[START Given records]

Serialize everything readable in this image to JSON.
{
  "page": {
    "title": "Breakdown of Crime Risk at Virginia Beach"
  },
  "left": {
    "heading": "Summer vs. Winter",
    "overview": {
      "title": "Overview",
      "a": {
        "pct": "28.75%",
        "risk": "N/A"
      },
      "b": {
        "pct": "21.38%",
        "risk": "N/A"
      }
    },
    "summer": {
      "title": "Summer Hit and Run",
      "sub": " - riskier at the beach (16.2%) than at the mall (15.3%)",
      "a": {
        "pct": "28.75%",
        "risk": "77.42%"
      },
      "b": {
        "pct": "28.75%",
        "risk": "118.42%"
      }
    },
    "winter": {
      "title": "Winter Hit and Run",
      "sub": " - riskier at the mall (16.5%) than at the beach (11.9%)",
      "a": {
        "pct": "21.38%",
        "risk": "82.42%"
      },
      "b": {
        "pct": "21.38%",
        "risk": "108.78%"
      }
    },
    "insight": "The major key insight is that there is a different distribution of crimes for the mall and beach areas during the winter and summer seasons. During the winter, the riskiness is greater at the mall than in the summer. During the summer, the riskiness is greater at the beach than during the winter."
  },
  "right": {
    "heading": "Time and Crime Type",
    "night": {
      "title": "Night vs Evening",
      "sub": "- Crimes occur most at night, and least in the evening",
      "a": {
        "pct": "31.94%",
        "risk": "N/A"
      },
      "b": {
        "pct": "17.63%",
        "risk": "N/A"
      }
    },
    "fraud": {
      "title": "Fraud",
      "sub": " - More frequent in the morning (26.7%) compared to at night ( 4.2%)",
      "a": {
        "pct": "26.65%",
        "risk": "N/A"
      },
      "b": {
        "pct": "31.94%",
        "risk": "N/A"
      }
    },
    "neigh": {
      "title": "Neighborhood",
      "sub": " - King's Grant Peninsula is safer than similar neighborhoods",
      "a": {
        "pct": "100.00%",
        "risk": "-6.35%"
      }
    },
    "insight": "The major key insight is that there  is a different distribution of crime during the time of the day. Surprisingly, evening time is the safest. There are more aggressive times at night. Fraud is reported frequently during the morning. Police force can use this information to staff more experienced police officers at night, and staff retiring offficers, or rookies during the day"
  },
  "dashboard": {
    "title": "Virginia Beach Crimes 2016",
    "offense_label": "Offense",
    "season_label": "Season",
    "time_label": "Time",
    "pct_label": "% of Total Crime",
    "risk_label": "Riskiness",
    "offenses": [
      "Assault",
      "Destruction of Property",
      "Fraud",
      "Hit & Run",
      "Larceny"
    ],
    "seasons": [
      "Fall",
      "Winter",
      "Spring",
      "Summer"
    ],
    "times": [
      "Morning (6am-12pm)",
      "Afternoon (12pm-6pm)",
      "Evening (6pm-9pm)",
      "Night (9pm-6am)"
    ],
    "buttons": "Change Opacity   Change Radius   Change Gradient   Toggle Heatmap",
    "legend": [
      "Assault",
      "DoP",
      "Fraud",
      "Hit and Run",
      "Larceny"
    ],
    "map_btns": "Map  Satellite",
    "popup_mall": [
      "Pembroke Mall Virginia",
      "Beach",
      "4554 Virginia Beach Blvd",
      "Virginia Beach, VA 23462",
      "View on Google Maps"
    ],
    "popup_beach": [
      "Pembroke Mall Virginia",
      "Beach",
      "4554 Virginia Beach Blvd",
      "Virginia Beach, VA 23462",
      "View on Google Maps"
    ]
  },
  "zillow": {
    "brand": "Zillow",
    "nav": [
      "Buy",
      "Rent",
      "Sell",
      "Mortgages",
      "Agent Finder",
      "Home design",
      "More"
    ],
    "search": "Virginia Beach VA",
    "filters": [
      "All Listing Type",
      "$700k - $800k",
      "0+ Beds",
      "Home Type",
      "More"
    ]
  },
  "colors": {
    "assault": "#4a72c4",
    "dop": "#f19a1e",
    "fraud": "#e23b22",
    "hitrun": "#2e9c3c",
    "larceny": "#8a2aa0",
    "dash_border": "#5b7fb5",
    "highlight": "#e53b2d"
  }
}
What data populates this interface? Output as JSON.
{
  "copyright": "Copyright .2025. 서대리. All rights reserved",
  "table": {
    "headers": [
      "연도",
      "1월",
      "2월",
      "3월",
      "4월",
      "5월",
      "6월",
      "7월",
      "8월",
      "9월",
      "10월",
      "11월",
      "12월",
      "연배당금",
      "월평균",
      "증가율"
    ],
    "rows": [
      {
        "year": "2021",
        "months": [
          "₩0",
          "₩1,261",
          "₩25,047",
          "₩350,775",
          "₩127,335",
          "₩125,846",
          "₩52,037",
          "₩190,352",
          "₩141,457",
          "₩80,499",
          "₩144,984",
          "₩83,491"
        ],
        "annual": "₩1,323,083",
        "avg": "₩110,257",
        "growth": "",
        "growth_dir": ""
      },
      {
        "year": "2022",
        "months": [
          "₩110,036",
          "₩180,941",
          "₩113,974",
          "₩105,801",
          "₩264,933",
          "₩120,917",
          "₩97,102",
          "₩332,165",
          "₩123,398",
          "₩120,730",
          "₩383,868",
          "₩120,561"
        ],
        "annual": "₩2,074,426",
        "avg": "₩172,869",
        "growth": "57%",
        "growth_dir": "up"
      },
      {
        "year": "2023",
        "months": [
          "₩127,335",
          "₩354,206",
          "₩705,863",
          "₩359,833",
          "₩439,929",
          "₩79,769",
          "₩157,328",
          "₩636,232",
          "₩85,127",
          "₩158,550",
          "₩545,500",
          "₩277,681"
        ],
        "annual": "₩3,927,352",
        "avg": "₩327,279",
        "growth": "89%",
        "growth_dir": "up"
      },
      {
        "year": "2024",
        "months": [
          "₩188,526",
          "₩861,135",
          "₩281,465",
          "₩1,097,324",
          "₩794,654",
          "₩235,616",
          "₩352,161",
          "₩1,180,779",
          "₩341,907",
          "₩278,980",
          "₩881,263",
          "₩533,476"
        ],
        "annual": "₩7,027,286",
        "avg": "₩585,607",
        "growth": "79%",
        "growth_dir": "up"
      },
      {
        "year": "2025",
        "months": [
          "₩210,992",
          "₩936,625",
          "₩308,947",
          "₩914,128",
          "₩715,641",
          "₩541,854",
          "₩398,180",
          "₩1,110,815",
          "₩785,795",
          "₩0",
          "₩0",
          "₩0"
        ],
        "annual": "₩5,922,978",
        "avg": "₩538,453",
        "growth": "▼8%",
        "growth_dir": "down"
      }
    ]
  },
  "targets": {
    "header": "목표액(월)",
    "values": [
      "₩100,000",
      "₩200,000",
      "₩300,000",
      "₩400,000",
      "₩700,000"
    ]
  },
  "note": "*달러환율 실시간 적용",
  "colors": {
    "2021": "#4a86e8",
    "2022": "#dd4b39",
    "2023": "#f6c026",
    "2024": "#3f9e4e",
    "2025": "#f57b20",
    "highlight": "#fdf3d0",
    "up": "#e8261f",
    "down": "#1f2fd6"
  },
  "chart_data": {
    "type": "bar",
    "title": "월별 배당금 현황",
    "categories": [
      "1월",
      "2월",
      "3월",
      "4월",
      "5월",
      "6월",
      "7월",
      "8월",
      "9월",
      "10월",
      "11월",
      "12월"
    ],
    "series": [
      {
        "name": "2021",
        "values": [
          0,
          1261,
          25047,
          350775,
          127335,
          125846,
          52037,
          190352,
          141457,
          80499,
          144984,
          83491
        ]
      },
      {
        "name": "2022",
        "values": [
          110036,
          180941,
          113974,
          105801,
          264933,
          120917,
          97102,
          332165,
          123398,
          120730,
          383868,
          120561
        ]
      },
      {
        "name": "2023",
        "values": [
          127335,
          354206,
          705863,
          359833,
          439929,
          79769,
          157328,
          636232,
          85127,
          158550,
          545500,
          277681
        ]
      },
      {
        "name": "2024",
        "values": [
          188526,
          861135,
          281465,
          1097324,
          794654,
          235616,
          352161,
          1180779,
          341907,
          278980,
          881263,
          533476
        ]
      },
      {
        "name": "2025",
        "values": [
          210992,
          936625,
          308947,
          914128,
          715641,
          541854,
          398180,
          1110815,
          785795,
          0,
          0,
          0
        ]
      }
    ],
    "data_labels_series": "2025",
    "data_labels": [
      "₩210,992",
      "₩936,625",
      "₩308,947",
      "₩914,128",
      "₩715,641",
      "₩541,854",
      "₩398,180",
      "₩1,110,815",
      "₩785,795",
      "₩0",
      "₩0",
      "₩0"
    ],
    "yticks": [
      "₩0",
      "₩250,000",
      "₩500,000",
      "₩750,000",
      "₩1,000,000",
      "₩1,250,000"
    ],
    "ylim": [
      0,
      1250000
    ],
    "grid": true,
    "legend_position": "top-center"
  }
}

[END Given records]

Description of the task: Give the count of lines holding the word "name" and nothing more.

Answer in full: 5